──────── Materials provided ────────
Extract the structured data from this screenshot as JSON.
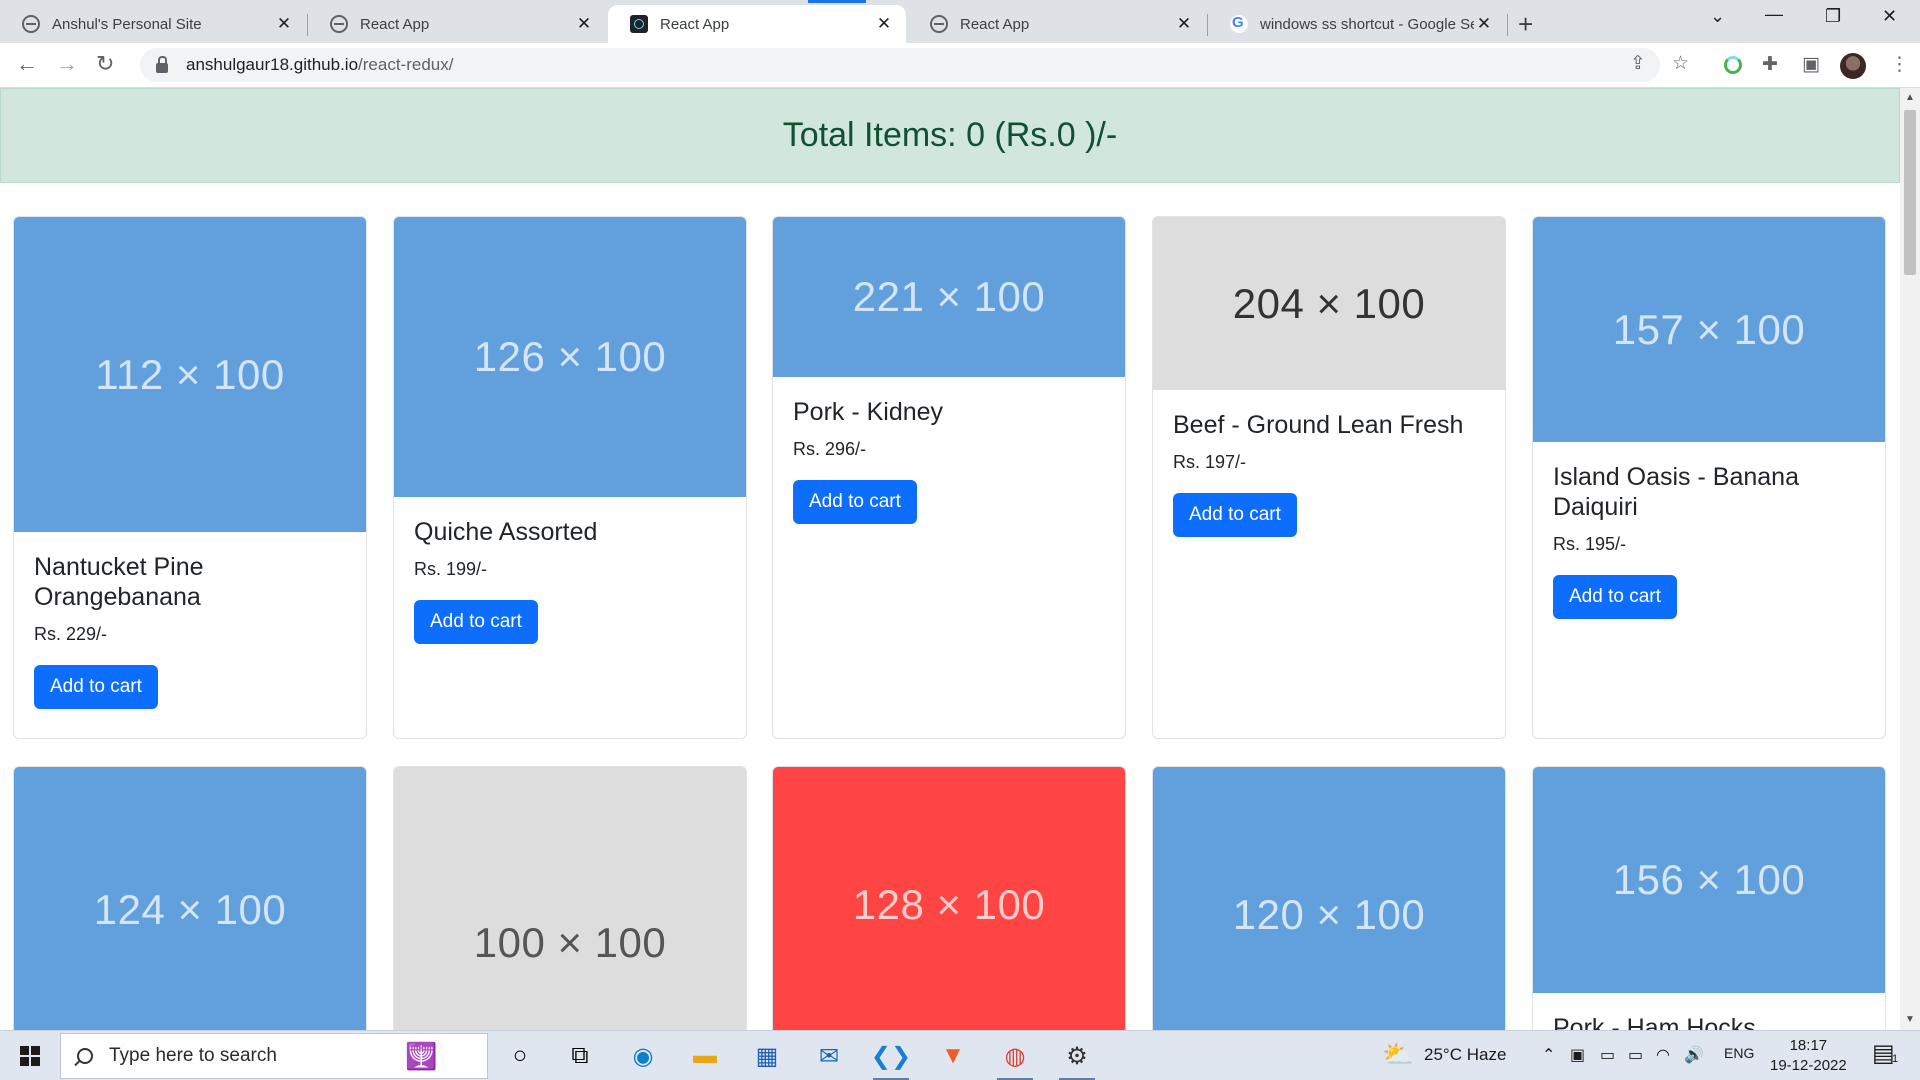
{
  "browser": {
    "tabs": [
      {
        "label": "Anshul's Personal Site",
        "favicon": "globe-icon"
      },
      {
        "label": "React App",
        "favicon": "globe-icon"
      },
      {
        "label": "React App",
        "favicon": "react-icon"
      },
      {
        "label": "React App",
        "favicon": "globe-icon"
      },
      {
        "label": "windows ss shortcut - Google Se",
        "favicon": "google-icon"
      }
    ],
    "active_tab": 2,
    "url_domain": "anshulgaur18.github.io",
    "url_path": "/react-redux/"
  },
  "page": {
    "banner": "Total Items: 0 (Rs.0 )/-",
    "accent_color": "#0d6efd",
    "banner_color": "#d1e7dd",
    "products": [
      {
        "image_label": "112 × 100",
        "image_color": "#62a0dd",
        "title": "Nantucket Pine Orangebanana",
        "price": "Rs. 229/-",
        "button": "Add to cart"
      },
      {
        "image_label": "126 × 100",
        "image_color": "#62a0dd",
        "title": "Quiche Assorted",
        "price": "Rs. 199/-",
        "button": "Add to cart"
      },
      {
        "image_label": "221 × 100",
        "image_color": "#62a0dd",
        "title": "Pork - Kidney",
        "price": "Rs. 296/-",
        "button": "Add to cart"
      },
      {
        "image_label": "204 × 100",
        "image_color": "#dddddd",
        "title": "Beef - Ground Lean Fresh",
        "price": "Rs. 197/-",
        "button": "Add to cart"
      },
      {
        "image_label": "157 × 100",
        "image_color": "#62a0dd",
        "title": "Island Oasis - Banana Daiquiri",
        "price": "Rs. 195/-",
        "button": "Add to cart"
      },
      {
        "image_label": "124 × 100",
        "image_color": "#62a0dd"
      },
      {
        "image_label": "100 × 100",
        "image_color": "#dddddd"
      },
      {
        "image_label": "128 × 100",
        "image_color": "#ff4444"
      },
      {
        "image_label": "120 × 100",
        "image_color": "#62a0dd"
      },
      {
        "image_label": "156 × 100",
        "image_color": "#62a0dd",
        "title": "Pork - Ham Hocks"
      }
    ]
  },
  "taskbar": {
    "search_placeholder": "Type here to search",
    "weather": "25°C  Haze",
    "language": "ENG",
    "time": "18:17",
    "date": "19-12-2022",
    "notifications": "1"
  }
}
────────
◆ Task
Compute the number of lines above that contain the string "title". Reply with that value only.

◆ Solution
6